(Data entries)
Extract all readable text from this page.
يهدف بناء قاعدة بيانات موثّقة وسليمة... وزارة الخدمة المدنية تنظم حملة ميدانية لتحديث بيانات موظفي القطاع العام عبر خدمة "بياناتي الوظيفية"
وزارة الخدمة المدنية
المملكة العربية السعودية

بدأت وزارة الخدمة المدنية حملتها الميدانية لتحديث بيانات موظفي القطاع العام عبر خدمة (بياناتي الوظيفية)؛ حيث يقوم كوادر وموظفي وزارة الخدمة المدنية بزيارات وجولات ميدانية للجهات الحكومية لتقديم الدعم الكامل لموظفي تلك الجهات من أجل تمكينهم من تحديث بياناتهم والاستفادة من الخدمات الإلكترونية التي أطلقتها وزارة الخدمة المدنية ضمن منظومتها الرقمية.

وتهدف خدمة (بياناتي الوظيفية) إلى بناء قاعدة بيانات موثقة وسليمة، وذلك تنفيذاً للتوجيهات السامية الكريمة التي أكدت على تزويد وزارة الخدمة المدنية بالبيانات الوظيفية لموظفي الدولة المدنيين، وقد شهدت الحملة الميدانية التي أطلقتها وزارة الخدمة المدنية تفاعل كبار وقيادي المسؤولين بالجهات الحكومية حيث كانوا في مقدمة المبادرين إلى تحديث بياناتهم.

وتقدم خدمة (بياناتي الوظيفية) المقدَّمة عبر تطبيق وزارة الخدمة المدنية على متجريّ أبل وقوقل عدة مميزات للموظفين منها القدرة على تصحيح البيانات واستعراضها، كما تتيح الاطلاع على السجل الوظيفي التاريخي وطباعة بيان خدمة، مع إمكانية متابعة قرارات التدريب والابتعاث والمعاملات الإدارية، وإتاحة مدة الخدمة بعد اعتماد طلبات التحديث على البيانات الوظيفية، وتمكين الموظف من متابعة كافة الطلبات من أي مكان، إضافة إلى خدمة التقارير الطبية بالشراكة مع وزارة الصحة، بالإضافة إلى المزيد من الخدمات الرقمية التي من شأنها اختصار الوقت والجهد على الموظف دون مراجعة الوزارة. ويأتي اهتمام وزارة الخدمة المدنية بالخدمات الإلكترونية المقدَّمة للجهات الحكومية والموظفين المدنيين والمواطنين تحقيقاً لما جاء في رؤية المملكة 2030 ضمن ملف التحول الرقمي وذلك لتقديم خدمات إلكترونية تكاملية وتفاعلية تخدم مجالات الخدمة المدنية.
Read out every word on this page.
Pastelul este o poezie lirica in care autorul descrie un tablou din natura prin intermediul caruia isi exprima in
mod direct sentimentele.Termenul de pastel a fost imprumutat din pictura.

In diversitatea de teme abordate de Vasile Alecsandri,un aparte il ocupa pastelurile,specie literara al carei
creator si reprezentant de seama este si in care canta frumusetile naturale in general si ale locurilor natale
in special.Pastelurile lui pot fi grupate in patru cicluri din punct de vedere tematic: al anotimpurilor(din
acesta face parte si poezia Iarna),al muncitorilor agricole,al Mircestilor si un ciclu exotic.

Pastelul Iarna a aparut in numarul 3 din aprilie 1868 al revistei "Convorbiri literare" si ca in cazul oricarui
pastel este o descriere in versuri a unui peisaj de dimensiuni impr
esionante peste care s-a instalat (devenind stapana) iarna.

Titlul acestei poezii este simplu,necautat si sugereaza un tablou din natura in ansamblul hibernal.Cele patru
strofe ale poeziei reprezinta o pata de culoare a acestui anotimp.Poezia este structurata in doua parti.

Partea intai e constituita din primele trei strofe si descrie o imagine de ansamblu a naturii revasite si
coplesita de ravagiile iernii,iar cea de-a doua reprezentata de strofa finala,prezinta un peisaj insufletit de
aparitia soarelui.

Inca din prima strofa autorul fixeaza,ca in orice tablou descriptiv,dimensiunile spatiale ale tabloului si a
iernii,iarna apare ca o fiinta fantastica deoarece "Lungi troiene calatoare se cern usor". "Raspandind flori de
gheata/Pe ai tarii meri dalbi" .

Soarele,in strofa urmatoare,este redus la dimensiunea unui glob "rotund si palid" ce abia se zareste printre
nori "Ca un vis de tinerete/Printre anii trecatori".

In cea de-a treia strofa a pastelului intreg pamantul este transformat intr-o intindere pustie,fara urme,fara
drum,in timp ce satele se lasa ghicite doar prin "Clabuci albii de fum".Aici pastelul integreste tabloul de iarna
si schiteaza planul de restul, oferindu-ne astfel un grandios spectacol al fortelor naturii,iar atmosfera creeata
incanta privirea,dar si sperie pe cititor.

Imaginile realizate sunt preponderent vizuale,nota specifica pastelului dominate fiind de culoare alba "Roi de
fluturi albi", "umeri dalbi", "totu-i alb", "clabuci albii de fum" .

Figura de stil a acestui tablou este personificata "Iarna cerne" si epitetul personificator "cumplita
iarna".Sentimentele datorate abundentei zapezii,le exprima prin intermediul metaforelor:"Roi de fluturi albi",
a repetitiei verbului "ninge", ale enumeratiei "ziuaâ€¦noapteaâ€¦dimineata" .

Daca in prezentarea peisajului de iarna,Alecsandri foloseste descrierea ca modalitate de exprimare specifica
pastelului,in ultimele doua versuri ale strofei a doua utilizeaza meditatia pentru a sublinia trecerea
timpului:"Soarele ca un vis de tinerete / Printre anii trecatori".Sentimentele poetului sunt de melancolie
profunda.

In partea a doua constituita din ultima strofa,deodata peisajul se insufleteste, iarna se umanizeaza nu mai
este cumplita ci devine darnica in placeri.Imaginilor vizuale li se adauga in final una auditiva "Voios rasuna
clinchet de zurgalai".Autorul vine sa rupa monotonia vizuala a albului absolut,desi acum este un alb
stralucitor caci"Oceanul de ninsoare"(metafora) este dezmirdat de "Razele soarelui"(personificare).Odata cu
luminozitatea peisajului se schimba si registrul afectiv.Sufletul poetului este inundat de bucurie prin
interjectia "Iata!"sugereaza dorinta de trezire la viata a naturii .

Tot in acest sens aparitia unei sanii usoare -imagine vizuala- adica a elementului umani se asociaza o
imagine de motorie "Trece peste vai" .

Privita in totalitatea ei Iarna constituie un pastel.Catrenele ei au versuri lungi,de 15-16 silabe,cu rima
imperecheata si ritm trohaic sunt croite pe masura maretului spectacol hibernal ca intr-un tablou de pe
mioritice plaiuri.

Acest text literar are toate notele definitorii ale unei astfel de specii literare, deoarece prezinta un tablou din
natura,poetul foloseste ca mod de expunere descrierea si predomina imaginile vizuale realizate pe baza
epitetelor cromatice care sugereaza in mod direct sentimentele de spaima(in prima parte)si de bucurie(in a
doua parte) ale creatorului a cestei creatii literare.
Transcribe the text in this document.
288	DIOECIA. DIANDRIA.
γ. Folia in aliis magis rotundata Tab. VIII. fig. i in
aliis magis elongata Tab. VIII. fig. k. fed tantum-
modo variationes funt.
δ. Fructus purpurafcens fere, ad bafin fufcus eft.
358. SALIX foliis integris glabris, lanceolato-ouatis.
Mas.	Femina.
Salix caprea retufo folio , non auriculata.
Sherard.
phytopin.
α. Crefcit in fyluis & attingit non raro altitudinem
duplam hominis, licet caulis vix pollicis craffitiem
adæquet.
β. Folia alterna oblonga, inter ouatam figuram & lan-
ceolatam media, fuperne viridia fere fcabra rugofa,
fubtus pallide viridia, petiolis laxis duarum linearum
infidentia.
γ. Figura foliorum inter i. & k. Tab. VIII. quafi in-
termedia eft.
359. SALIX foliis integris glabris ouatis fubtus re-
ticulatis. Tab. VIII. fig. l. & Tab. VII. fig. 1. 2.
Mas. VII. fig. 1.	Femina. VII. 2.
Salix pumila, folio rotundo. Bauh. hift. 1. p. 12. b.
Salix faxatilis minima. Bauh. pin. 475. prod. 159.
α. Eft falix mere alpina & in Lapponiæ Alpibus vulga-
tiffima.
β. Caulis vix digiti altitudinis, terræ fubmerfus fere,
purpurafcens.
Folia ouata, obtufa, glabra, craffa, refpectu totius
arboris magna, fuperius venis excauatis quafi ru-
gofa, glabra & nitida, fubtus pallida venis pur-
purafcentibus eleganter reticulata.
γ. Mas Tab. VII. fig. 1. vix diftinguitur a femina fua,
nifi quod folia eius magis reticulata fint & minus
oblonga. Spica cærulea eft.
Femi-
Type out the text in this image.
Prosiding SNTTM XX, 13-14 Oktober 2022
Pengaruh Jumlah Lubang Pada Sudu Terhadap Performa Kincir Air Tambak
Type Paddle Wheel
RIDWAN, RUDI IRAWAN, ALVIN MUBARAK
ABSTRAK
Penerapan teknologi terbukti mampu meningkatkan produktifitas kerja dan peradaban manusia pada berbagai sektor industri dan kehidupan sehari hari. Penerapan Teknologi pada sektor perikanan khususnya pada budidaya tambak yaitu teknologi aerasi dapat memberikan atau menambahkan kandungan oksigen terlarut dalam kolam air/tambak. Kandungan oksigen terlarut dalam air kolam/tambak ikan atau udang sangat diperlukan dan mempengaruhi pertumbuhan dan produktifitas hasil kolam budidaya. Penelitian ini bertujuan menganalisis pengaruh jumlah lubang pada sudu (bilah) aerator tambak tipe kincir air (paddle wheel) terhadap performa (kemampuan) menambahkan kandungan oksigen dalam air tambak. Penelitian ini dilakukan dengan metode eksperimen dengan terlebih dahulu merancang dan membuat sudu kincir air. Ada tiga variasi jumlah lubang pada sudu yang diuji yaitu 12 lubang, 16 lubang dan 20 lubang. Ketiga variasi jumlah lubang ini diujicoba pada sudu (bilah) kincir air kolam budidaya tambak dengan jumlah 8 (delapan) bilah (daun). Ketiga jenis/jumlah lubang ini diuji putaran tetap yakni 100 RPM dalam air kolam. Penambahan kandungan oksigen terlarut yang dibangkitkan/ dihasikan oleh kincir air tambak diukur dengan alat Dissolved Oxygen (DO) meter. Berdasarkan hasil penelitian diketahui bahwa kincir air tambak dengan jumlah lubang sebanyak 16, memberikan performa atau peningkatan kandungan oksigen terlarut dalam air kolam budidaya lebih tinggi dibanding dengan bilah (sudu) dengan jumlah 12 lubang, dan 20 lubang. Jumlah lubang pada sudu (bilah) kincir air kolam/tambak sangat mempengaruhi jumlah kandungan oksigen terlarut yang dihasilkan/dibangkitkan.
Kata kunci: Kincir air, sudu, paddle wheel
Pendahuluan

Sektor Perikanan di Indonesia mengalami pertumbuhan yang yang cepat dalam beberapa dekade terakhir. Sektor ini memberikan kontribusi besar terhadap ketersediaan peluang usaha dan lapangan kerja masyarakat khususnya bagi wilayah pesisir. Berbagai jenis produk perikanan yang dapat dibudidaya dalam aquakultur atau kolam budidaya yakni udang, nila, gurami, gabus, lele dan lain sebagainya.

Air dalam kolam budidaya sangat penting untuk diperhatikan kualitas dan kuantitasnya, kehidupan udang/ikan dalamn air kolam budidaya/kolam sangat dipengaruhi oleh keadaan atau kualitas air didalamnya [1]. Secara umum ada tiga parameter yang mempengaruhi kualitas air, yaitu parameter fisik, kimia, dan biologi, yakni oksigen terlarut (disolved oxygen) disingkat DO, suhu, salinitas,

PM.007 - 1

### [WHAT TO DO]
In the records above, collect each line with "strofa".

### [TASK SOLUTION]
coplesita de ravagiile iernii,iar cea de-a doua reprezentata de strofa finala,prezinta un peisaj insufletit de
Inca din prima strofa autorul fixeaza,ca in orice tablou descriptiv,dimensiunile spatiale ale tabloului si a
Soarele,in strofa urmatoare,este redus la dimensiunea unui glob "rotund si palid" ce abia se zareste printre
In cea de-a treia strofa a pastelului intreg pamantul este transformat intr-o intindere pustie,fara urme,fara
In partea a doua constituita din ultima strofa,deodata peisajul se insufleteste, iarna se umanizeaza nu mai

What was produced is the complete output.